- [Written problem]: Return all entries precisely as they stand, without the images.

- [Working data]:
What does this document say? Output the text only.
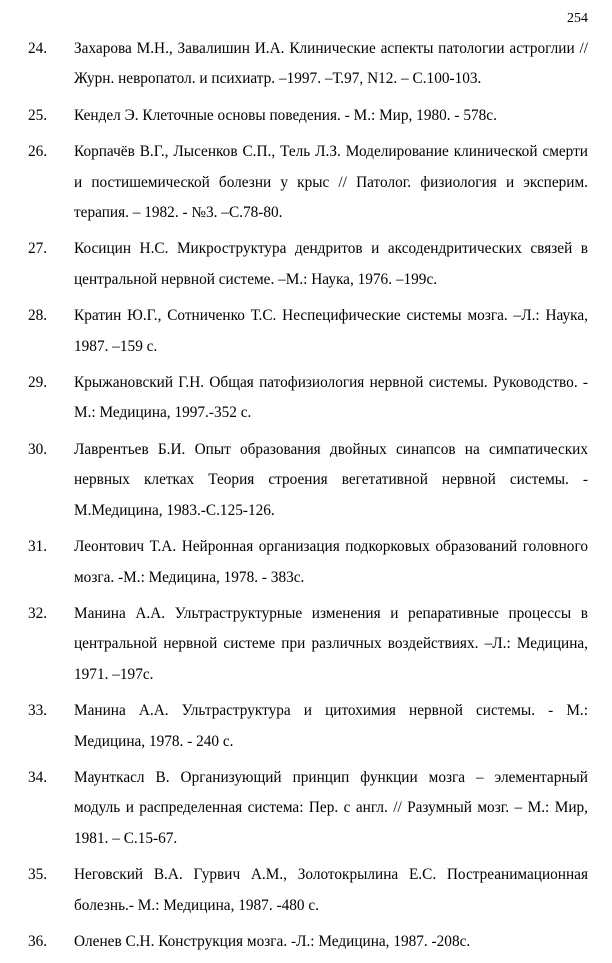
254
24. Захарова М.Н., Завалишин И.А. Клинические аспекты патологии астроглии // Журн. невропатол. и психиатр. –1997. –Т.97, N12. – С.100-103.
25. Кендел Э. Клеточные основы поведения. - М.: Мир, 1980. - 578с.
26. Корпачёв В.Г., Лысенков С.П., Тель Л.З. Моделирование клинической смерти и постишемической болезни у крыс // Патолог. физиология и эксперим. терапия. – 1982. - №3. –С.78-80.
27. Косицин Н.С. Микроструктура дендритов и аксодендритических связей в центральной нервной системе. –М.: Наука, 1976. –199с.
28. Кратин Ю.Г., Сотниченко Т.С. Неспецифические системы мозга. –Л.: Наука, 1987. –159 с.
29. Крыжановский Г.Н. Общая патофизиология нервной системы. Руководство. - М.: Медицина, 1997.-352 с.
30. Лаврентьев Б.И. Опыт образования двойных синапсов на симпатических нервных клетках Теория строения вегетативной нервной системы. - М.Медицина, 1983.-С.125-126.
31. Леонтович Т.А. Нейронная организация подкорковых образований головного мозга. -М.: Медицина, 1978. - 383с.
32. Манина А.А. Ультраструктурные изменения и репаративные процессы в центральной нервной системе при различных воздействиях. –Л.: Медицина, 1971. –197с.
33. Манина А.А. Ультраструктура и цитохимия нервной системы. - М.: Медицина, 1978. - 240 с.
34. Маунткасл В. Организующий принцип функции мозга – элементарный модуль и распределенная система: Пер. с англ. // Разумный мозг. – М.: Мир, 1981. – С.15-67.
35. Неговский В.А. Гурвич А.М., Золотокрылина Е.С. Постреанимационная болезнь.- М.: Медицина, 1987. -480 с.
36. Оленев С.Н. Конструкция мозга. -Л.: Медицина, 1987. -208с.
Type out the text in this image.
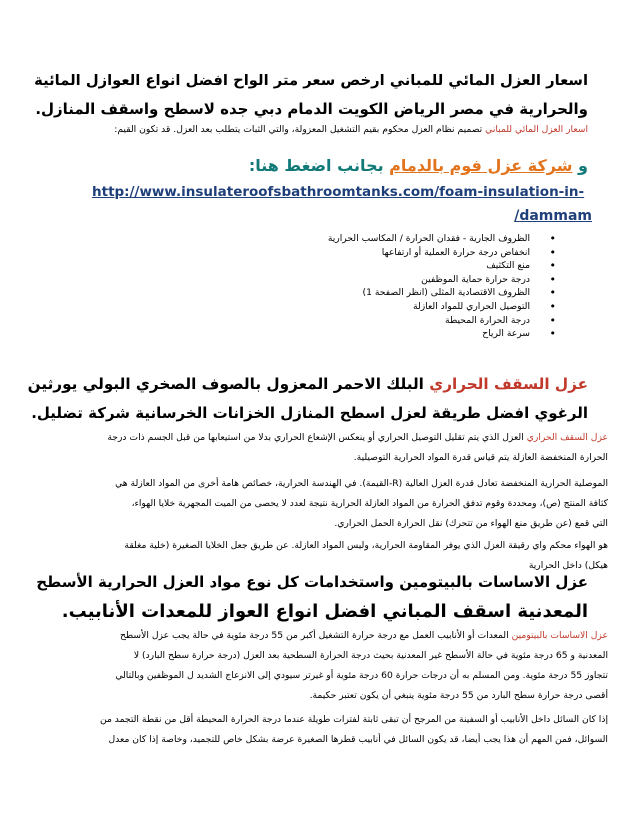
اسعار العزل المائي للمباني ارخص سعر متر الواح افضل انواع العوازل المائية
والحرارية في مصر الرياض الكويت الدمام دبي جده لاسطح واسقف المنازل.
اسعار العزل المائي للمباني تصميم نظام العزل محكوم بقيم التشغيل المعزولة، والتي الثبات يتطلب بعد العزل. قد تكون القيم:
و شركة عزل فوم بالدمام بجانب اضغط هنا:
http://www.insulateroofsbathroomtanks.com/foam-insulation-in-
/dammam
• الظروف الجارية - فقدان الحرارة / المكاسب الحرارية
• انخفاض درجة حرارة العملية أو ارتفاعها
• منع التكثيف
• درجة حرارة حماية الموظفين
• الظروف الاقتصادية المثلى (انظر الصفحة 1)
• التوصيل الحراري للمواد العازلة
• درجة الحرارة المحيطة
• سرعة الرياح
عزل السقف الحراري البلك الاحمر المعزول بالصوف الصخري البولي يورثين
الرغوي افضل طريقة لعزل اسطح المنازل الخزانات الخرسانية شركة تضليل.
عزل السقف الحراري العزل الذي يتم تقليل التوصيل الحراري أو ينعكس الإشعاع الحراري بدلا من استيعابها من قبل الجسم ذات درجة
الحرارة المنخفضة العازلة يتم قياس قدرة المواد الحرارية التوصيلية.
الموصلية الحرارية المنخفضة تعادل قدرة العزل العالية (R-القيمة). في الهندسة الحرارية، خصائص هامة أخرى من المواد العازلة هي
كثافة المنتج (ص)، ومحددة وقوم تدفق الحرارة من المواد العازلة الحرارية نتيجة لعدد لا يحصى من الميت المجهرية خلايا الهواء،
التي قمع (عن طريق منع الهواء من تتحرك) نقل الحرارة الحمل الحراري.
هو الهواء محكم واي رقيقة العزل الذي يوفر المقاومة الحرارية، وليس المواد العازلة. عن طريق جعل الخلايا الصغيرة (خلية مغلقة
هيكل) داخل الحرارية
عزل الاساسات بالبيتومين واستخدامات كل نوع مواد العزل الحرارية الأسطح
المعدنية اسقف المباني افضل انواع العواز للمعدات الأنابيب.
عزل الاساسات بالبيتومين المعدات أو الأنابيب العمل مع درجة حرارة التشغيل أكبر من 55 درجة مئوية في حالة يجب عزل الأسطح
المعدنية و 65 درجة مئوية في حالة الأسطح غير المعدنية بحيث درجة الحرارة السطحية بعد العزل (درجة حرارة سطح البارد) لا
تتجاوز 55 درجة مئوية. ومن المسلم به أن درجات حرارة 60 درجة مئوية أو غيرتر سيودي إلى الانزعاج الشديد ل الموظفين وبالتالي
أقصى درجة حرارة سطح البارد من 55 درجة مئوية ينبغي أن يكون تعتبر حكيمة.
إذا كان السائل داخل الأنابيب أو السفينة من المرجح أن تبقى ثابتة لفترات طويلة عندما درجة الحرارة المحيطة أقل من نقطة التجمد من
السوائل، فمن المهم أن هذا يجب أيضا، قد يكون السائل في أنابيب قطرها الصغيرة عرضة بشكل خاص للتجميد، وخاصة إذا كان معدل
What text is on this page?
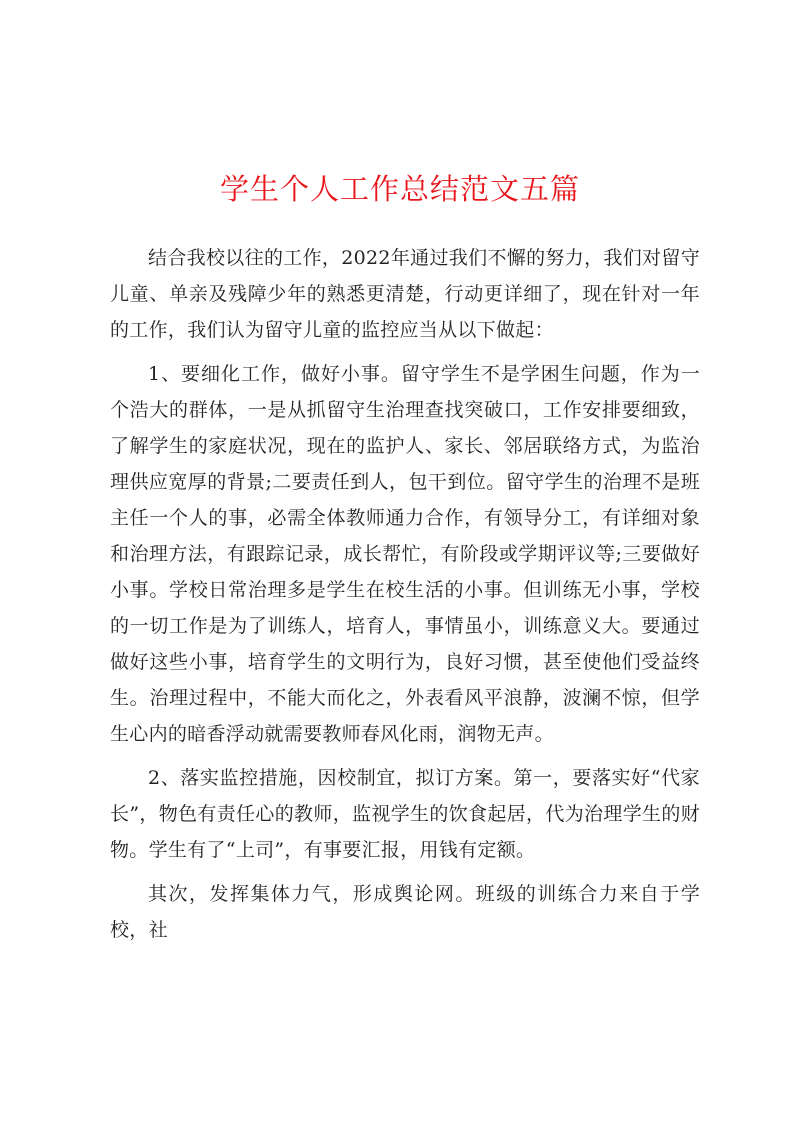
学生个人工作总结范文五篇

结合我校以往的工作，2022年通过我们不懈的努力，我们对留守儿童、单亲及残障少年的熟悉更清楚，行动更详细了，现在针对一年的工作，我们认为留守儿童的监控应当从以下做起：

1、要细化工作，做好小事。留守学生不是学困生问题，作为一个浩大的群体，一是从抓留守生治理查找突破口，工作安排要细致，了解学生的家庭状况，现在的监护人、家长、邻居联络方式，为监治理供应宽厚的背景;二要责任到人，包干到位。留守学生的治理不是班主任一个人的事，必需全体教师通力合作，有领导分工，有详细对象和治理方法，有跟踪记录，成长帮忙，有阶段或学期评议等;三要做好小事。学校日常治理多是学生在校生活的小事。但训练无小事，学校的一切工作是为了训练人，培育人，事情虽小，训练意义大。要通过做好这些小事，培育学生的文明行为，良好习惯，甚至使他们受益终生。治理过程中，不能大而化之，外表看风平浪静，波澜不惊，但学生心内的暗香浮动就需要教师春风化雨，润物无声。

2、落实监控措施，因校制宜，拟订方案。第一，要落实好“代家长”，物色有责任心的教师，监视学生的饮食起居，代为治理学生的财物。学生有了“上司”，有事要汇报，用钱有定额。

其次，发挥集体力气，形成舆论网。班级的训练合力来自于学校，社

- [Exercise response]:
What does this document say? Output the text only.
254
24. Захарова М.Н., Завалишин И.А. Клинические аспекты патологии астроглии // Журн. невропатол. и психиатр. –1997. –Т.97, N12. – С.100-103.
25. Кендел Э. Клеточные основы поведения. - М.: Мир, 1980. - 578с.
26. Корпачёв В.Г., Лысенков С.П., Тель Л.З. Моделирование клинической смерти и постишемической болезни у крыс // Патолог. физиология и эксперим. терапия. – 1982. - №3. –С.78-80.
27. Косицин Н.С. Микроструктура дендритов и аксодендритических связей в центральной нервной системе. –М.: Наука, 1976. –199с.
28. Кратин Ю.Г., Сотниченко Т.С. Неспецифические системы мозга. –Л.: Наука, 1987. –159 с.
29. Крыжановский Г.Н. Общая патофизиология нервной системы. Руководство. - М.: Медицина, 1997.-352 с.
30. Лаврентьев Б.И. Опыт образования двойных синапсов на симпатических нервных клетках Теория строения вегетативной нервной системы. - М.Медицина, 1983.-С.125-126.
31. Леонтович Т.А. Нейронная организация подкорковых образований головного мозга. -М.: Медицина, 1978. - 383с.
32. Манина А.А. Ультраструктурные изменения и репаративные процессы в центральной нервной системе при различных воздействиях. –Л.: Медицина, 1971. –197с.
33. Манина А.А. Ультраструктура и цитохимия нервной системы. - М.: Медицина, 1978. - 240 с.
34. Маунткасл В. Организующий принцип функции мозга – элементарный модуль и распределенная система: Пер. с англ. // Разумный мозг. – М.: Мир, 1981. – С.15-67.
35. Неговский В.А. Гурвич А.М., Золотокрылина Е.С. Постреанимационная болезнь.- М.: Медицина, 1987. -480 с.
36. Оленев С.Н. Конструкция мозга. -Л.: Медицина, 1987. -208с.
Type out the text in this image.
اسعار العزل المائي للمباني ارخص سعر متر الواح افضل انواع العوازل المائية
والحرارية في مصر الرياض الكويت الدمام دبي جده لاسطح واسقف المنازل.
اسعار العزل المائي للمباني تصميم نظام العزل محكوم بقيم التشغيل المعزولة، والتي الثبات يتطلب بعد العزل. قد تكون القيم:
و شركة عزل فوم بالدمام بجانب اضغط هنا:
http://www.insulateroofsbathroomtanks.com/foam-insulation-in-
/dammam
• الظروف الجارية - فقدان الحرارة / المكاسب الحرارية
• انخفاض درجة حرارة العملية أو ارتفاعها
• منع التكثيف
• درجة حرارة حماية الموظفين
• الظروف الاقتصادية المثلى (انظر الصفحة 1)
• التوصيل الحراري للمواد العازلة
• درجة الحرارة المحيطة
• سرعة الرياح
عزل السقف الحراري البلك الاحمر المعزول بالصوف الصخري البولي يورثين
الرغوي افضل طريقة لعزل اسطح المنازل الخزانات الخرسانية شركة تضليل.
عزل السقف الحراري العزل الذي يتم تقليل التوصيل الحراري أو ينعكس الإشعاع الحراري بدلا من استيعابها من قبل الجسم ذات درجة
الحرارة المنخفضة العازلة يتم قياس قدرة المواد الحرارية التوصيلية.
الموصلية الحرارية المنخفضة تعادل قدرة العزل العالية (R-القيمة). في الهندسة الحرارية، خصائص هامة أخرى من المواد العازلة هي
كثافة المنتج (ص)، ومحددة وقوم تدفق الحرارة من المواد العازلة الحرارية نتيجة لعدد لا يحصى من الميت المجهرية خلايا الهواء،
التي قمع (عن طريق منع الهواء من تتحرك) نقل الحرارة الحمل الحراري.
هو الهواء محكم واي رقيقة العزل الذي يوفر المقاومة الحرارية، وليس المواد العازلة. عن طريق جعل الخلايا الصغيرة (خلية مغلقة
هيكل) داخل الحرارية
عزل الاساسات بالبيتومين واستخدامات كل نوع مواد العزل الحرارية الأسطح
المعدنية اسقف المباني افضل انواع العواز للمعدات الأنابيب.
عزل الاساسات بالبيتومين المعدات أو الأنابيب العمل مع درجة حرارة التشغيل أكبر من 55 درجة مئوية في حالة يجب عزل الأسطح
المعدنية و 65 درجة مئوية في حالة الأسطح غير المعدنية بحيث درجة الحرارة السطحية بعد العزل (درجة حرارة سطح البارد) لا
تتجاوز 55 درجة مئوية. ومن المسلم به أن درجات حرارة 60 درجة مئوية أو غيرتر سيودي إلى الانزعاج الشديد ل الموظفين وبالتالي
أقصى درجة حرارة سطح البارد من 55 درجة مئوية ينبغي أن يكون تعتبر حكيمة.
إذا كان السائل داخل الأنابيب أو السفينة من المرجح أن تبقى ثابتة لفترات طويلة عندما درجة الحرارة المحيطة أقل من نقطة التجمد من
السوائل، فمن المهم أن هذا يجب أيضا، قد يكون السائل في أنابيب قطرها الصغيرة عرضة بشكل خاص للتجميد، وخاصة إذا كان معدل
What text is on this page?
学生个人工作总结范文五篇

结合我校以往的工作，2022年通过我们不懈的努力，我们对留守儿童、单亲及残障少年的熟悉更清楚，行动更详细了，现在针对一年的工作，我们认为留守儿童的监控应当从以下做起：

1、要细化工作，做好小事。留守学生不是学困生问题，作为一个浩大的群体，一是从抓留守生治理查找突破口，工作安排要细致，了解学生的家庭状况，现在的监护人、家长、邻居联络方式，为监治理供应宽厚的背景;二要责任到人，包干到位。留守学生的治理不是班主任一个人的事，必需全体教师通力合作，有领导分工，有详细对象和治理方法，有跟踪记录，成长帮忙，有阶段或学期评议等;三要做好小事。学校日常治理多是学生在校生活的小事。但训练无小事，学校的一切工作是为了训练人，培育人，事情虽小，训练意义大。要通过做好这些小事，培育学生的文明行为，良好习惯，甚至使他们受益终生。治理过程中，不能大而化之，外表看风平浪静，波澜不惊，但学生心内的暗香浮动就需要教师春风化雨，润物无声。

2、落实监控措施，因校制宜，拟订方案。第一，要落实好“代家长”，物色有责任心的教师，监视学生的饮食起居，代为治理学生的财物。学生有了“上司”，有事要汇报，用钱有定额。

其次，发挥集体力气，形成舆论网。班级的训练合力来自于学校，社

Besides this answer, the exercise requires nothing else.